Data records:
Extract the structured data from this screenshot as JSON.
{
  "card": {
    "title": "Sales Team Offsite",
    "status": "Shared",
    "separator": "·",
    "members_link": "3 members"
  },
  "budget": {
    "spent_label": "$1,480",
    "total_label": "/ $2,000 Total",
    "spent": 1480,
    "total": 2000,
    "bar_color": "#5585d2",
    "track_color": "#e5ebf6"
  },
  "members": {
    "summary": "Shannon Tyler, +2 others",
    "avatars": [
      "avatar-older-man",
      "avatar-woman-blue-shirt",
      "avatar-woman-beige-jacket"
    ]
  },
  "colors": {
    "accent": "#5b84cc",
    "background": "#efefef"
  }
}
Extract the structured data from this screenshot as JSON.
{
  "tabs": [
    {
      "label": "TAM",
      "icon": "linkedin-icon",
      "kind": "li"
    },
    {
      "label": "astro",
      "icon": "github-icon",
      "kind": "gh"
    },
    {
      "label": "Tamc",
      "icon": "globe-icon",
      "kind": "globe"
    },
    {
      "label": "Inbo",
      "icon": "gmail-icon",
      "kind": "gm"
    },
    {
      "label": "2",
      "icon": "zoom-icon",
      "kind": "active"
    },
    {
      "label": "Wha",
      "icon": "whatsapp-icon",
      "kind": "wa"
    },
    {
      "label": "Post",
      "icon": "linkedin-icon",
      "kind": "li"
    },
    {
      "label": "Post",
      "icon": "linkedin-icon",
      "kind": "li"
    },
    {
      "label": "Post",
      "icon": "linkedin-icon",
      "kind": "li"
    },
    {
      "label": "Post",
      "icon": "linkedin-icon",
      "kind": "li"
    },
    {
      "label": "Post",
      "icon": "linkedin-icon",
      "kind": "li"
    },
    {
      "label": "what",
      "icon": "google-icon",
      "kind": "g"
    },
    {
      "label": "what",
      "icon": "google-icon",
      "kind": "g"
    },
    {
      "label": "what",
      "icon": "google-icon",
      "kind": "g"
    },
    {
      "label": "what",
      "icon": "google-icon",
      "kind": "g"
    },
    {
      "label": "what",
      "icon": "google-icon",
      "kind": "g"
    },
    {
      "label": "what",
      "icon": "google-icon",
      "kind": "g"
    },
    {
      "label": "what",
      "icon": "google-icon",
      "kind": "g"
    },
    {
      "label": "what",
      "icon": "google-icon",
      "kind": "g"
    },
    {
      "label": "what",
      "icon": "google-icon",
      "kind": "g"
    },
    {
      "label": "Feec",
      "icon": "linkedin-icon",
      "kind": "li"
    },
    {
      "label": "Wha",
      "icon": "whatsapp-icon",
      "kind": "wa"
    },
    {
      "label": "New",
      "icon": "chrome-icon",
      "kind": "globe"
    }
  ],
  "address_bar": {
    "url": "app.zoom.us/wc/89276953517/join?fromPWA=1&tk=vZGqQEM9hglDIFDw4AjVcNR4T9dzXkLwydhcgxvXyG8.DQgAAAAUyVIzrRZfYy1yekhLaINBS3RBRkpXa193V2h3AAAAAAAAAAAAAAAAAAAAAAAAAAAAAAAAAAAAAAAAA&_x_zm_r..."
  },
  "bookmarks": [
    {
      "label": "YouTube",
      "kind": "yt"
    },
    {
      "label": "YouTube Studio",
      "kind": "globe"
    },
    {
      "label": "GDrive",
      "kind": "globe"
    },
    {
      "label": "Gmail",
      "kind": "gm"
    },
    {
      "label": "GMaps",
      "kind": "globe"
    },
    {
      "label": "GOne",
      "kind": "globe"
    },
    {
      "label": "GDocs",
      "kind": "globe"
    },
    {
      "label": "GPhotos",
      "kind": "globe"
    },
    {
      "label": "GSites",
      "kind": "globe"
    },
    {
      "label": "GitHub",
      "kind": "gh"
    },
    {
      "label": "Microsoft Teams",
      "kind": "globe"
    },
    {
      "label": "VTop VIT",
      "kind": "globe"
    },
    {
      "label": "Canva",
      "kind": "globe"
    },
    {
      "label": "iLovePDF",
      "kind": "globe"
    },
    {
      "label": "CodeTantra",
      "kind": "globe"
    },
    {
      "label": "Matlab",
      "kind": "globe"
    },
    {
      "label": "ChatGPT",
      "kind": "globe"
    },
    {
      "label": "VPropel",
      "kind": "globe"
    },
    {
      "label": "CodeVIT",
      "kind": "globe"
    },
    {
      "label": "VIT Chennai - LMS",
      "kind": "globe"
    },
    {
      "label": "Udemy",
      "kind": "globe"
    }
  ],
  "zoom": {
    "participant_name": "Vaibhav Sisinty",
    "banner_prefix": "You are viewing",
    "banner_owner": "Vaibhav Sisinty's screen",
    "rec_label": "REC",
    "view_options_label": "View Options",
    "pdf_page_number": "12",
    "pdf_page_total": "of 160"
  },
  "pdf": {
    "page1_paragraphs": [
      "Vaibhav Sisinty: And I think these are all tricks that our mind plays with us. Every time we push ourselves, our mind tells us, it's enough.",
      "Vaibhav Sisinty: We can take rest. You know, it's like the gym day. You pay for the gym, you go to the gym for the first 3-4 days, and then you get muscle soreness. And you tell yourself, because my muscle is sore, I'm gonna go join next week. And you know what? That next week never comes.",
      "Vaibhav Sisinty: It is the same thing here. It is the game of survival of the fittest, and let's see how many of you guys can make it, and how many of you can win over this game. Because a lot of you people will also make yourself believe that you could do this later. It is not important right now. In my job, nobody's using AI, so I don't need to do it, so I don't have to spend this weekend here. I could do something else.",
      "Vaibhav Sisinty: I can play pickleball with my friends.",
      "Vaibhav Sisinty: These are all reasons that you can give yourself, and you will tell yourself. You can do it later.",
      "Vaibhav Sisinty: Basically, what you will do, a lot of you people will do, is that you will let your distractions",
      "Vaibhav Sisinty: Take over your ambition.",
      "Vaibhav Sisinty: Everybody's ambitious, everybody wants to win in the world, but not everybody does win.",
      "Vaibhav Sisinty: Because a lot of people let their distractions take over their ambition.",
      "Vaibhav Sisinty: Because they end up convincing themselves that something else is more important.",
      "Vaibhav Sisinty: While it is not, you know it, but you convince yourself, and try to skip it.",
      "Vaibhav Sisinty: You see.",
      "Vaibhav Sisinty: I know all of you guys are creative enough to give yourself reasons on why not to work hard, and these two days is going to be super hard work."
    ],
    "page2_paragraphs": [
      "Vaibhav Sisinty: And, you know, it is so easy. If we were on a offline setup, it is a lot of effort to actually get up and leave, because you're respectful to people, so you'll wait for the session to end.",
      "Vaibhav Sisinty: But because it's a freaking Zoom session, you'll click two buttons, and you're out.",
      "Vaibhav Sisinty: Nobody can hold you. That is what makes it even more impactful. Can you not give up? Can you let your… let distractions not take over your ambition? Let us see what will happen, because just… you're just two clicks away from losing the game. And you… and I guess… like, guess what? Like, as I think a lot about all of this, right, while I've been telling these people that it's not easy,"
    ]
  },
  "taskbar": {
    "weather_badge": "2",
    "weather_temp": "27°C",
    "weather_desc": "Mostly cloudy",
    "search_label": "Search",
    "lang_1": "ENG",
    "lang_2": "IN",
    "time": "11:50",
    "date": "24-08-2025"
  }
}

### Aim:
Read the data above and pull out each line that holds the string "session".

### Exercise solution:
      "Vaibhav Sisinty: And, you know, it is so easy. If we were on a offline setup, it is a lot of effort to actually get up and leave, because you're respectful to people, so you'll wait for the session to end.",
      "Vaibhav Sisinty: But because it's a freaking Zoom session, you'll click two buttons, and you're out.",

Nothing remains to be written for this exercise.